**Excerpted passage**
▼

Re: "Empty" Text Nodes from Arkin on 1999-02-26 (www-dom@w3.org from January to March 1999)

From: Arkin <arkin@trendline.co.il>
Date: Fri, 26 Feb 1999 11:32:22 -0500
CC: www-dom@w3.org
Message-ID: <36D6CC96.C6BC60C6@trendline.co.il>
Oliver Becker wrote:
> 
> Ok, let's summarize:
> 
> The XML spec states that "An XML processor must always pass all
> characters in a document that are not markup through to the
> application".
> 
> My question: on which level the DOM is aligned?
> Is it attached to a XML parser, or is it more
> attached to a XML application?

I think this is one point where the XML/DOM specification totally blew
it off. The above specification works well if your application is
responsible for constructing the document tree from a parsed document.
That's how the SAX parser API works, and you application can accept or
reject whitespaces. The parser will let your application know when text
is just whitespace.

In real life, most applications will just call some parser or other
black box function and get a full DOM document tree in return. They will
then iterate through the tree and either meet or won't meet whitespaces.
I believe this specific use of the DOM is going to be very common, and
is not clearly defined.

Assume that you write an application that retrieves a DOM document tree
in some way (say, from a CORBA server). You then start iterating through
it looking for interesting information. When testing the application,
you use a validating parser, so whitespaces are removed from the
document. You then run the application but notice a degradation in
performance, so you turn the validation off, figuring all documents are
correct anyway. Now it breaks, because the DOM document tree contains
whitespaces that previously did not exist, and your application does not
skip them.

It could even break if you opted to use a different parser, or
reformatted the document.

It's not big deal to either transform the DOM tree to lose whitespaces,
use a suitable iterator to skip them (org.w3c.dom.fi.NodeIterator), or
simply expect whitespaces. Only problem is, it does not appear in the
specs, and so will most likely not appear in any books, articles or code
examples we're likely to read, so we'll never know about it until the
first time we write code.

▲

**Work to be completed**
Write what comes next in the mailing-list post above about whitespace text nodes in DOM trees, starting after its last sentence.

**Entries shown**
▼

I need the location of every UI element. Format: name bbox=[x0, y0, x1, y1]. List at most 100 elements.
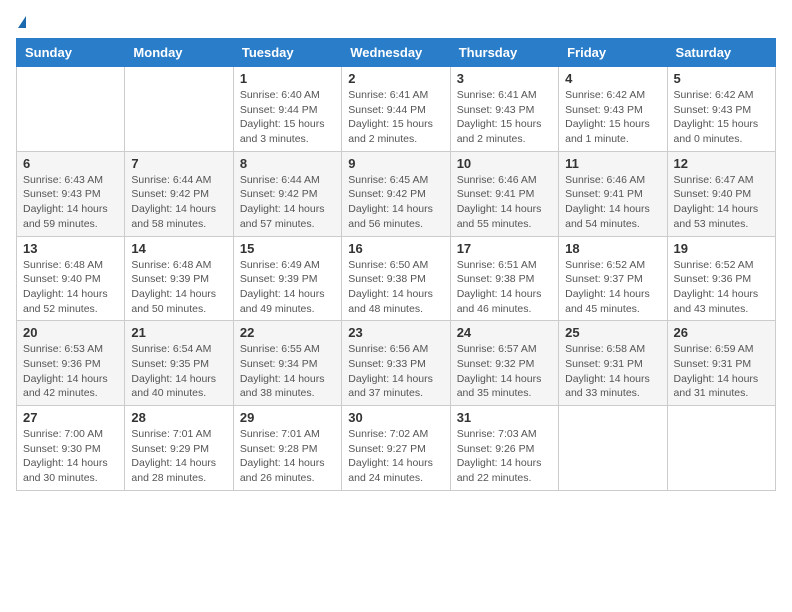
day-number: 27 bbox=[23, 410, 118, 425]
weekday-header-row: SundayMondayTuesdayWednesdayThursdayFrid… bbox=[17, 39, 776, 67]
calendar-cell bbox=[125, 67, 233, 152]
day-info: Sunrise: 7:02 AM Sunset: 9:27 PM Dayligh… bbox=[348, 427, 443, 486]
calendar-cell: 18Sunrise: 6:52 AM Sunset: 9:37 PM Dayli… bbox=[559, 236, 667, 321]
calendar-cell: 9 Sunrise: 6:45 AM Sunset: 9:42 PM Daylig… bbox=[342, 151, 450, 236]
day-number: 11 bbox=[565, 156, 660, 171]
day-info: Sunrise: 6:47 AM Sunset: 9:40 PM Dayligh… bbox=[674, 173, 769, 232]
day-number: 29 bbox=[240, 410, 335, 425]
calendar-cell: 17 Sunrise: 6:51 AM Sunset: 9:38 PM Dayli… bbox=[450, 236, 558, 321]
calendar-cell: 21 Sunrise: 6:54 AM Sunset: 9:35 PM Dayli… bbox=[125, 321, 233, 406]
day-number: 28 bbox=[131, 410, 226, 425]
day-number: 19 bbox=[674, 241, 769, 256]
calendar-cell bbox=[667, 406, 775, 491]
calendar-cell: 22 Sunrise: 6:55 AM Sunset: 9:34 PM Dayli… bbox=[233, 321, 341, 406]
weekday-header-sunday: Sunday bbox=[17, 39, 125, 67]
day-info: Sunrise: 6:42 AM Sunset: 9:43 PM Dayligh… bbox=[674, 88, 769, 147]
weekday-header-monday: Monday bbox=[125, 39, 233, 67]
calendar-cell: 12 Sunrise: 6:47 AM Sunset: 9:40 PM Dayli… bbox=[667, 151, 775, 236]
day-info: Sunrise: 6:48 AM Sunset: 9:39 PM Dayligh… bbox=[131, 258, 226, 317]
weekday-header-tuesday: Tuesday bbox=[233, 39, 341, 67]
day-info: Sunrise: 6:46 AM Sunset: 9:41 PM Dayligh… bbox=[457, 173, 552, 232]
calendar-cell: 24 Sunrise: 6:57 AM Sunset: 9:32 PM Dayli… bbox=[450, 321, 558, 406]
logo bbox=[16, 16, 26, 28]
day-info: Sunrise: 7:03 AM Sunset: 9:26 PM Dayligh… bbox=[457, 427, 552, 486]
day-number: 23 bbox=[348, 325, 443, 340]
weekday-header-friday: Friday bbox=[559, 39, 667, 67]
calendar-cell: 13 Sunrise: 6:48 AM Sunset: 9:40 PM Dayli… bbox=[17, 236, 125, 321]
calendar-cell: 5 Sunrise: 6:42 AM Sunset: 9:43 PM Daylig… bbox=[667, 67, 775, 152]
day-info: Sunrise: 6:48 AM Sunset: 9:40 PM Dayligh… bbox=[23, 258, 118, 317]
day-info: Sunrise: 6:42 AM Sunset: 9:43 PM Dayligh… bbox=[565, 88, 660, 147]
calendar-cell: 25 Sunrise: 6:58 AM Sunset: 9:31 PM Dayli… bbox=[559, 321, 667, 406]
day-number: 30 bbox=[348, 410, 443, 425]
calendar-cell bbox=[17, 67, 125, 152]
day-number: 17 bbox=[457, 241, 552, 256]
day-number: 13 bbox=[23, 241, 118, 256]
day-number: 1 bbox=[240, 71, 335, 86]
logo-triangle-icon bbox=[18, 16, 26, 28]
calendar-cell: 19 Sunrise: 6:52 AM Sunset: 9:36 PM Dayli… bbox=[667, 236, 775, 321]
day-info: Sunrise: 6:41 AM Sunset: 9:44 PM Dayligh… bbox=[348, 88, 443, 147]
calendar-cell: 4 Sunrise: 6:42 AM Sunset: 9:43 PM Daylig… bbox=[559, 67, 667, 152]
weekday-header-wednesday: Wednesday bbox=[342, 39, 450, 67]
day-info: Sunrise: 6:55 AM Sunset: 9:34 PM Dayligh… bbox=[240, 342, 335, 401]
calendar-cell: 10 Sunrise: 6:46 AM Sunset: 9:41 PM Dayli… bbox=[450, 151, 558, 236]
calendar-cell: 20 Sunrise: 6:53 AM Sunset: 9:36 PM Dayli… bbox=[17, 321, 125, 406]
day-info: Sunrise: 6:59 AM Sunset: 9:31 PM Dayligh… bbox=[674, 342, 769, 401]
day-info: Sunrise: 6:53 AM Sunset: 9:36 PM Dayligh… bbox=[23, 342, 118, 401]
day-info: Sunrise: 6:54 AM Sunset: 9:35 PM Dayligh… bbox=[131, 342, 226, 401]
day-number: 14 bbox=[131, 241, 226, 256]
day-info: Sunrise: 7:00 AM Sunset: 9:30 PM Dayligh… bbox=[23, 427, 118, 486]
day-info: Sunrise: 6:44 AM Sunset: 9:42 PM Dayligh… bbox=[131, 173, 226, 232]
day-info: Sunrise: 6:43 AM Sunset: 9:43 PM Dayligh… bbox=[23, 173, 118, 232]
calendar-cell: 27 Sunrise: 7:00 AM Sunset: 9:30 PM Dayli… bbox=[17, 406, 125, 491]
day-info: Sunrise: 6:45 AM Sunset: 9:42 PM Dayligh… bbox=[348, 173, 443, 232]
day-number: 24 bbox=[457, 325, 552, 340]
day-number: 2 bbox=[348, 71, 443, 86]
calendar-cell: 11 Sunrise: 6:46 AM Sunset: 9:41 PM Dayli… bbox=[559, 151, 667, 236]
day-number: 12 bbox=[674, 156, 769, 171]
week-row-5: 27 Sunrise: 7:00 AM Sunset: 9:30 PM Dayli… bbox=[17, 406, 776, 491]
day-number: 10 bbox=[457, 156, 552, 171]
calendar-cell bbox=[559, 406, 667, 491]
day-number: 20 bbox=[23, 325, 118, 340]
day-info: Sunrise: 6:41 AM Sunset: 9:43 PM Dayligh… bbox=[457, 88, 552, 147]
day-info: Sunrise: 6:44 AM Sunset: 9:42 PM Dayligh… bbox=[240, 173, 335, 232]
day-info: Sunrise: 6:51 AM Sunset: 9:38 PM Dayligh… bbox=[457, 258, 552, 317]
day-info: Sunrise: 6:56 AM Sunset: 9:33 PM Dayligh… bbox=[348, 342, 443, 401]
calendar-cell: 6 Sunrise: 6:43 AM Sunset: 9:43 PM Daylig… bbox=[17, 151, 125, 236]
day-number: 4 bbox=[565, 71, 660, 86]
calendar-cell: 26Sunrise: 6:59 AM Sunset: 9:31 PM Dayli… bbox=[667, 321, 775, 406]
calendar-table: SundayMondayTuesdayWednesdayThursdayFrid… bbox=[16, 38, 776, 491]
day-number: 9 bbox=[348, 156, 443, 171]
day-number: 3 bbox=[457, 71, 552, 86]
day-info: Sunrise: 6:52 AM Sunset: 9:36 PM Dayligh… bbox=[674, 258, 769, 317]
day-number: 5 bbox=[674, 71, 769, 86]
calendar-cell: 15Sunrise: 6:49 AM Sunset: 9:39 PM Dayli… bbox=[233, 236, 341, 321]
calendar-cell: 1Sunrise: 6:40 AM Sunset: 9:44 PM Daylig… bbox=[233, 67, 341, 152]
weekday-header-saturday: Saturday bbox=[667, 39, 775, 67]
day-number: 21 bbox=[131, 325, 226, 340]
calendar-cell: 23 Sunrise: 6:56 AM Sunset: 9:33 PM Dayli… bbox=[342, 321, 450, 406]
page-header bbox=[16, 16, 776, 28]
week-row-4: 20 Sunrise: 6:53 AM Sunset: 9:36 PM Dayli… bbox=[17, 321, 776, 406]
calendar-cell: 3 Sunrise: 6:41 AM Sunset: 9:43 PM Daylig… bbox=[450, 67, 558, 152]
day-number: 6 bbox=[23, 156, 118, 171]
day-number: 7 bbox=[131, 156, 226, 171]
calendar-cell: 14 Sunrise: 6:48 AM Sunset: 9:39 PM Dayli… bbox=[125, 236, 233, 321]
day-info: Sunrise: 6:46 AM Sunset: 9:41 PM Dayligh… bbox=[565, 173, 660, 232]
calendar-cell: 28Sunrise: 7:01 AM Sunset: 9:29 PM Dayli… bbox=[125, 406, 233, 491]
day-info: Sunrise: 7:01 AM Sunset: 9:28 PM Dayligh… bbox=[240, 427, 335, 486]
calendar-cell: 7 Sunrise: 6:44 AM Sunset: 9:42 PM Daylig… bbox=[125, 151, 233, 236]
week-row-1: 1Sunrise: 6:40 AM Sunset: 9:44 PM Daylig… bbox=[17, 67, 776, 152]
day-info: Sunrise: 6:49 AM Sunset: 9:39 PM Dayligh… bbox=[240, 258, 335, 317]
calendar-cell: 31Sunrise: 7:03 AM Sunset: 9:26 PM Dayli… bbox=[450, 406, 558, 491]
calendar-cell: 29 Sunrise: 7:01 AM Sunset: 9:28 PM Dayli… bbox=[233, 406, 341, 491]
calendar-cell: 16Sunrise: 6:50 AM Sunset: 9:38 PM Dayli… bbox=[342, 236, 450, 321]
week-row-3: 13 Sunrise: 6:48 AM Sunset: 9:40 PM Dayli… bbox=[17, 236, 776, 321]
day-info: Sunrise: 6:57 AM Sunset: 9:32 PM Dayligh… bbox=[457, 342, 552, 401]
day-number: 22 bbox=[240, 325, 335, 340]
day-info: Sunrise: 6:58 AM Sunset: 9:31 PM Dayligh… bbox=[565, 342, 660, 401]
day-info: Sunrise: 6:52 AM Sunset: 9:37 PM Dayligh… bbox=[565, 258, 660, 317]
day-number: 25 bbox=[565, 325, 660, 340]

▲

**Response to the exercise**
I think the W3C has the obligation to strictly clarify this point in the
specification, so that: a) all parsers behave consistently, b) any
undefined behavior is left as an option, not the default, c)
applications can be written with more confidence. From the specification
the issue will likely propogate to books, articles and knowledge bases,
where even those not technically inclined to reading terse RFCs will
find it.

Arkin


> In the latter case (validating parser with known DTD) the object
> structure should not contain text nodes with whitespaces if the
> content model of the element doesn't contain #PCDATA and xml:space
> is not "preserve".
> 
> On the other hand it's no big effort transforming a DOM tree with
> whitespace text nodes into another one without them ...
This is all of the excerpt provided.